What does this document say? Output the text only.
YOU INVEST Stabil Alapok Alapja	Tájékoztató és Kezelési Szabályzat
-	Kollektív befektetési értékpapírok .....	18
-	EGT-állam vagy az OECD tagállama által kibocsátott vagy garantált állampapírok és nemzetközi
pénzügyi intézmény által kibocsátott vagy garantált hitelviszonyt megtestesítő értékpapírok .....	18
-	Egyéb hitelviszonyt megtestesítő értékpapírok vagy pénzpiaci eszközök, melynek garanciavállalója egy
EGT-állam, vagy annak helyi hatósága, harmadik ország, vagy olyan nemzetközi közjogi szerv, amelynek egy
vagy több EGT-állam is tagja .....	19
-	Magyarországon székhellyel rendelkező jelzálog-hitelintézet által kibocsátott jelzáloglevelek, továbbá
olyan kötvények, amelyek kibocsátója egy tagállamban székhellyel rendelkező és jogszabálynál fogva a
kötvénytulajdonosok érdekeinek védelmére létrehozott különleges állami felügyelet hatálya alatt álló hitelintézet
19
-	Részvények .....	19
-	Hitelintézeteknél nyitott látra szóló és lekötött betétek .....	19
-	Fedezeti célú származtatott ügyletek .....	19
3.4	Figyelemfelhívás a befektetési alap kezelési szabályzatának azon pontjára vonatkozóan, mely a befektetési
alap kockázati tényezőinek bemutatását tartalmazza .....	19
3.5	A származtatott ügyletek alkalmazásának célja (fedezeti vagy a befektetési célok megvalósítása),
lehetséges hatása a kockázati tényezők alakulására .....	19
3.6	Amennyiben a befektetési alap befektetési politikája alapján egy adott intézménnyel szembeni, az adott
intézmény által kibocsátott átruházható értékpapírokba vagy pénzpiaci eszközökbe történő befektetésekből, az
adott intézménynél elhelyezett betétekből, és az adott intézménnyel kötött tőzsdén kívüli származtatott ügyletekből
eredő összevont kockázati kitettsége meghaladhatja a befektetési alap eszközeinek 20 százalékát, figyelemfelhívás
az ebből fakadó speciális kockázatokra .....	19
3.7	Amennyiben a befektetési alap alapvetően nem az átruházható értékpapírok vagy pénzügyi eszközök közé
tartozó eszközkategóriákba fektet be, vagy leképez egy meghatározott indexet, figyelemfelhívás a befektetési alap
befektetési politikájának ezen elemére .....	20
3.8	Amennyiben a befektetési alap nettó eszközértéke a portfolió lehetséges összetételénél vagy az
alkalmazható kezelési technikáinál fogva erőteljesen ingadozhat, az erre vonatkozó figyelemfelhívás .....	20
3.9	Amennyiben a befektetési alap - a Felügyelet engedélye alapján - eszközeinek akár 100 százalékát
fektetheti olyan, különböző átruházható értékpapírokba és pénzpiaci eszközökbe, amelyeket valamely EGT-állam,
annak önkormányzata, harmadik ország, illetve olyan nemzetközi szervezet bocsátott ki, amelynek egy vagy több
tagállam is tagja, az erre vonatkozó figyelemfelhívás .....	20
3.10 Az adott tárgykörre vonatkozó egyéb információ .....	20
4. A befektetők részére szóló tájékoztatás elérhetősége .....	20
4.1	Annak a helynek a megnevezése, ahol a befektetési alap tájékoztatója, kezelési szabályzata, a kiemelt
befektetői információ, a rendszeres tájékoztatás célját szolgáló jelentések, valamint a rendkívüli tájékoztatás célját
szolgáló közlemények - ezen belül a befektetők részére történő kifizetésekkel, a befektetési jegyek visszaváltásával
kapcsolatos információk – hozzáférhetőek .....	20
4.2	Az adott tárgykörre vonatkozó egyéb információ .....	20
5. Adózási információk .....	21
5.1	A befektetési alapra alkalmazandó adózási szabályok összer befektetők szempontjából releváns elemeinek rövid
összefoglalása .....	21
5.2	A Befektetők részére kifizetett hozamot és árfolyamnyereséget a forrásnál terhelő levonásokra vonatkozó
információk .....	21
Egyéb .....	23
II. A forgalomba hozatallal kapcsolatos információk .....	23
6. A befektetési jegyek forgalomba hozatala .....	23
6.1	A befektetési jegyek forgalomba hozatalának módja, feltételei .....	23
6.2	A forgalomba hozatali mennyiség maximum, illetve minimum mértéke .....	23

* _What to produce_
Each line in the material above must be retyped without alteration.

* _Output for this exercise_
What does this document say? Output the text only.
YOU INVEST Stabil Alapok Alapja	Tájékoztató és Kezelési Szabályzat
-	Kollektív befektetési értékpapírok .....	18
-	EGT-állam vagy az OECD tagállama által kibocsátott vagy garantált állampapírok és nemzetközi
pénzügyi intézmény által kibocsátott vagy garantált hitelviszonyt megtestesítő értékpapírok .....	18
-	Egyéb hitelviszonyt megtestesítő értékpapírok vagy pénzpiaci eszközök, melynek garanciavállalója egy
EGT-állam, vagy annak helyi hatósága, harmadik ország, vagy olyan nemzetközi közjogi szerv, amelynek egy
vagy több EGT-állam is tagja .....	19
-	Magyarországon székhellyel rendelkező jelzálog-hitelintézet által kibocsátott jelzáloglevelek, továbbá
olyan kötvények, amelyek kibocsátója egy tagállamban székhellyel rendelkező és jogszabálynál fogva a
kötvénytulajdonosok érdekeinek védelmére létrehozott különleges állami felügyelet hatálya alatt álló hitelintézet
19
-	Részvények .....	19
-	Hitelintézeteknél nyitott látra szóló és lekötött betétek .....	19
-	Fedezeti célú származtatott ügyletek .....	19
3.4	Figyelemfelhívás a befektetési alap kezelési szabályzatának azon pontjára vonatkozóan, mely a befektetési
alap kockázati tényezőinek bemutatását tartalmazza .....	19
3.5	A származtatott ügyletek alkalmazásának célja (fedezeti vagy a befektetési célok megvalósítása),
lehetséges hatása a kockázati tényezők alakulására .....	19
3.6	Amennyiben a befektetési alap befektetési politikája alapján egy adott intézménnyel szembeni, az adott
intézmény által kibocsátott átruházható értékpapírokba vagy pénzpiaci eszközökbe történő befektetésekből, az
adott intézménynél elhelyezett betétekből, és az adott intézménnyel kötött tőzsdén kívüli származtatott ügyletekből
eredő összevont kockázati kitettsége meghaladhatja a befektetési alap eszközeinek 20 százalékát, figyelemfelhívás
az ebből fakadó speciális kockázatokra .....	19
3.7	Amennyiben a befektetési alap alapvetően nem az átruházható értékpapírok vagy pénzügyi eszközök közé
tartozó eszközkategóriákba fektet be, vagy leképez egy meghatározott indexet, figyelemfelhívás a befektetési alap
befektetési politikájának ezen elemére .....	20
3.8	Amennyiben a befektetési alap nettó eszközértéke a portfolió lehetséges összetételénél vagy az
alkalmazható kezelési technikáinál fogva erőteljesen ingadozhat, az erre vonatkozó figyelemfelhívás .....	20
3.9	Amennyiben a befektetési alap - a Felügyelet engedélye alapján - eszközeinek akár 100 százalékát
fektetheti olyan, különböző átruházható értékpapírokba és pénzpiaci eszközökbe, amelyeket valamely EGT-állam,
annak önkormányzata, harmadik ország, illetve olyan nemzetközi szervezet bocsátott ki, amelynek egy vagy több
tagállam is tagja, az erre vonatkozó figyelemfelhívás .....	20
3.10 Az adott tárgykörre vonatkozó egyéb információ .....	20
4. A befektetők részére szóló tájékoztatás elérhetősége .....	20
4.1	Annak a helynek a megnevezése, ahol a befektetési alap tájékoztatója, kezelési szabályzata, a kiemelt
befektetői információ, a rendszeres tájékoztatás célját szolgáló jelentések, valamint a rendkívüli tájékoztatás célját
szolgáló közlemények - ezen belül a befektetők részére történő kifizetésekkel, a befektetési jegyek visszaváltásával
kapcsolatos információk – hozzáférhetőek .....	20
4.2	Az adott tárgykörre vonatkozó egyéb információ .....	20
5. Adózási információk .....	21
5.1	A befektetési alapra alkalmazandó adózási szabályok összer befektetők szempontjából releváns elemeinek rövid
összefoglalása .....	21
5.2	A Befektetők részére kifizetett hozamot és árfolyamnyereséget a forrásnál terhelő levonásokra vonatkozó
információk .....	21
Egyéb .....	23
II. A forgalomba hozatallal kapcsolatos információk .....	23
6. A befektetési jegyek forgalomba hozatala .....	23
6.1	A befektetési jegyek forgalomba hozatalának módja, feltételei .....	23
6.2	A forgalomba hozatali mennyiség maximum, illetve minimum mértéke .....	23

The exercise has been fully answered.